EXERCISE AIM:
Restate the listing that follows word for word, without its pictures.

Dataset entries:
Start

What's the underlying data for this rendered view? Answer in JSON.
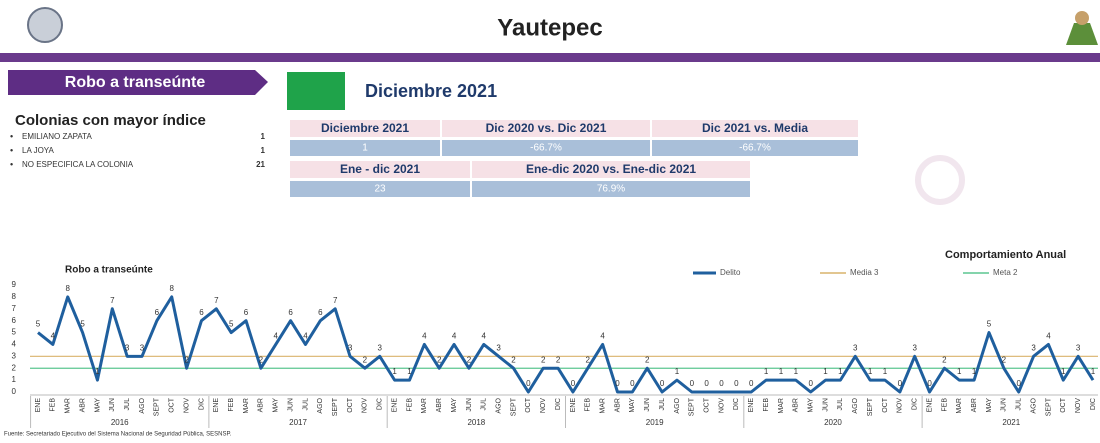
{
  "header": {
    "title": "Yautepec"
  },
  "section": {
    "label": "Robo a transeúnte",
    "period": "Diciembre 2021"
  },
  "colonias": {
    "title": "Colonias con mayor índice",
    "items": [
      {
        "name": "EMILIANO ZAPATA",
        "count": 1
      },
      {
        "name": "LA JOYA",
        "count": 1
      },
      {
        "name": "NO ESPECIFICA LA COLONIA",
        "count": 21
      }
    ]
  },
  "table1": {
    "headers": [
      "Diciembre 2021",
      "Dic 2020 vs. Dic 2021",
      "Dic 2021 vs. Media"
    ],
    "values": [
      "1",
      "-66.7%",
      "-66.7%"
    ]
  },
  "table2": {
    "headers": [
      "Ene - dic 2021",
      "Ene-dic 2020 vs. Ene-dic 2021"
    ],
    "values": [
      "23",
      "76.9%"
    ]
  },
  "chart_data": {
    "type": "line",
    "title": "Robo a transeúnte",
    "subtitle": "Comportamiento Anual",
    "categories": [
      "ENE",
      "FEB",
      "MAR",
      "ABR",
      "MAY",
      "JUN",
      "JUL",
      "AGO",
      "SEPT",
      "OCT",
      "NOV",
      "DIC",
      "ENE",
      "FEB",
      "MAR",
      "ABR",
      "MAY",
      "JUN",
      "JUL",
      "AGO",
      "SEPT",
      "OCT",
      "NOV",
      "DIC",
      "ENE",
      "FEB",
      "MAR",
      "ABR",
      "MAY",
      "JUN",
      "JUL",
      "AGO",
      "SEPT",
      "OCT",
      "NOV",
      "DIC",
      "ENE",
      "FEB",
      "MAR",
      "ABR",
      "MAY",
      "JUN",
      "JUL",
      "AGO",
      "SEPT",
      "OCT",
      "NOV",
      "DIC",
      "ENE",
      "FEB",
      "MAR",
      "ABR",
      "MAY",
      "JUN",
      "JUL",
      "AGO",
      "SEPT",
      "OCT",
      "NOV",
      "DIC",
      "ENE",
      "FEB",
      "MAR",
      "ABR",
      "MAY",
      "JUN",
      "JUL",
      "AGO",
      "SEPT",
      "OCT",
      "NOV",
      "DIC"
    ],
    "years": [
      "2016",
      "2017",
      "2018",
      "2019",
      "2020",
      "2021"
    ],
    "series": [
      {
        "name": "Delito",
        "color": "#1f5f9e",
        "values": [
          5,
          4,
          8,
          5,
          1,
          7,
          3,
          3,
          6,
          8,
          2,
          6,
          7,
          5,
          6,
          2,
          4,
          6,
          4,
          6,
          7,
          3,
          2,
          3,
          1,
          1,
          4,
          2,
          4,
          2,
          4,
          3,
          2,
          0,
          2,
          2,
          0,
          2,
          4,
          0,
          0,
          2,
          0,
          1,
          0,
          0,
          0,
          0,
          0,
          1,
          1,
          1,
          0,
          1,
          1,
          3,
          1,
          1,
          0,
          3,
          0,
          2,
          1,
          1,
          5,
          2,
          0,
          3,
          4,
          1,
          3,
          1
        ]
      }
    ],
    "reference_lines": [
      {
        "name": "Media 3",
        "value": 3,
        "color": "#d9b36b"
      },
      {
        "name": "Meta 2",
        "value": 2,
        "color": "#5cc690"
      }
    ],
    "ylim": [
      0,
      9
    ],
    "yticks": [
      0,
      1,
      2,
      3,
      4,
      5,
      6,
      7,
      8,
      9
    ],
    "grid": false,
    "source": "Fuente: Secretariado Ejecutivo del Sistema Nacional de Seguridad Pública, SESNSP."
  }
}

End

COMPLETE ANSWER:
What's the underlying data for this rendered view? Answer in JSON.
{
  "header": {
    "title": "Yautepec"
  },
  "section": {
    "label": "Robo a transeúnte",
    "period": "Diciembre 2021"
  },
  "colonias": {
    "title": "Colonias con mayor índice",
    "items": [
      {
        "name": "EMILIANO ZAPATA",
        "count": 1
      },
      {
        "name": "LA JOYA",
        "count": 1
      },
      {
        "name": "NO ESPECIFICA LA COLONIA",
        "count": 21
      }
    ]
  },
  "table1": {
    "headers": [
      "Diciembre 2021",
      "Dic 2020 vs. Dic 2021",
      "Dic 2021 vs. Media"
    ],
    "values": [
      "1",
      "-66.7%",
      "-66.7%"
    ]
  },
  "table2": {
    "headers": [
      "Ene - dic 2021",
      "Ene-dic 2020 vs. Ene-dic 2021"
    ],
    "values": [
      "23",
      "76.9%"
    ]
  },
  "chart_data": {
    "type": "line",
    "title": "Robo a transeúnte",
    "subtitle": "Comportamiento Anual",
    "categories": [
      "ENE",
      "FEB",
      "MAR",
      "ABR",
      "MAY",
      "JUN",
      "JUL",
      "AGO",
      "SEPT",
      "OCT",
      "NOV",
      "DIC",
      "ENE",
      "FEB",
      "MAR",
      "ABR",
      "MAY",
      "JUN",
      "JUL",
      "AGO",
      "SEPT",
      "OCT",
      "NOV",
      "DIC",
      "ENE",
      "FEB",
      "MAR",
      "ABR",
      "MAY",
      "JUN",
      "JUL",
      "AGO",
      "SEPT",
      "OCT",
      "NOV",
      "DIC",
      "ENE",
      "FEB",
      "MAR",
      "ABR",
      "MAY",
      "JUN",
      "JUL",
      "AGO",
      "SEPT",
      "OCT",
      "NOV",
      "DIC",
      "ENE",
      "FEB",
      "MAR",
      "ABR",
      "MAY",
      "JUN",
      "JUL",
      "AGO",
      "SEPT",
      "OCT",
      "NOV",
      "DIC",
      "ENE",
      "FEB",
      "MAR",
      "ABR",
      "MAY",
      "JUN",
      "JUL",
      "AGO",
      "SEPT",
      "OCT",
      "NOV",
      "DIC"
    ],
    "years": [
      "2016",
      "2017",
      "2018",
      "2019",
      "2020",
      "2021"
    ],
    "series": [
      {
        "name": "Delito",
        "color": "#1f5f9e",
        "values": [
          5,
          4,
          8,
          5,
          1,
          7,
          3,
          3,
          6,
          8,
          2,
          6,
          7,
          5,
          6,
          2,
          4,
          6,
          4,
          6,
          7,
          3,
          2,
          3,
          1,
          1,
          4,
          2,
          4,
          2,
          4,
          3,
          2,
          0,
          2,
          2,
          0,
          2,
          4,
          0,
          0,
          2,
          0,
          1,
          0,
          0,
          0,
          0,
          0,
          1,
          1,
          1,
          0,
          1,
          1,
          3,
          1,
          1,
          0,
          3,
          0,
          2,
          1,
          1,
          5,
          2,
          0,
          3,
          4,
          1,
          3,
          1
        ]
      }
    ],
    "reference_lines": [
      {
        "name": "Media 3",
        "value": 3,
        "color": "#d9b36b"
      },
      {
        "name": "Meta 2",
        "value": 2,
        "color": "#5cc690"
      }
    ],
    "ylim": [
      0,
      9
    ],
    "yticks": [
      0,
      1,
      2,
      3,
      4,
      5,
      6,
      7,
      8,
      9
    ],
    "grid": false,
    "source": "Fuente: Secretariado Ejecutivo del Sistema Nacional de Seguridad Pública, SESNSP."
  }
}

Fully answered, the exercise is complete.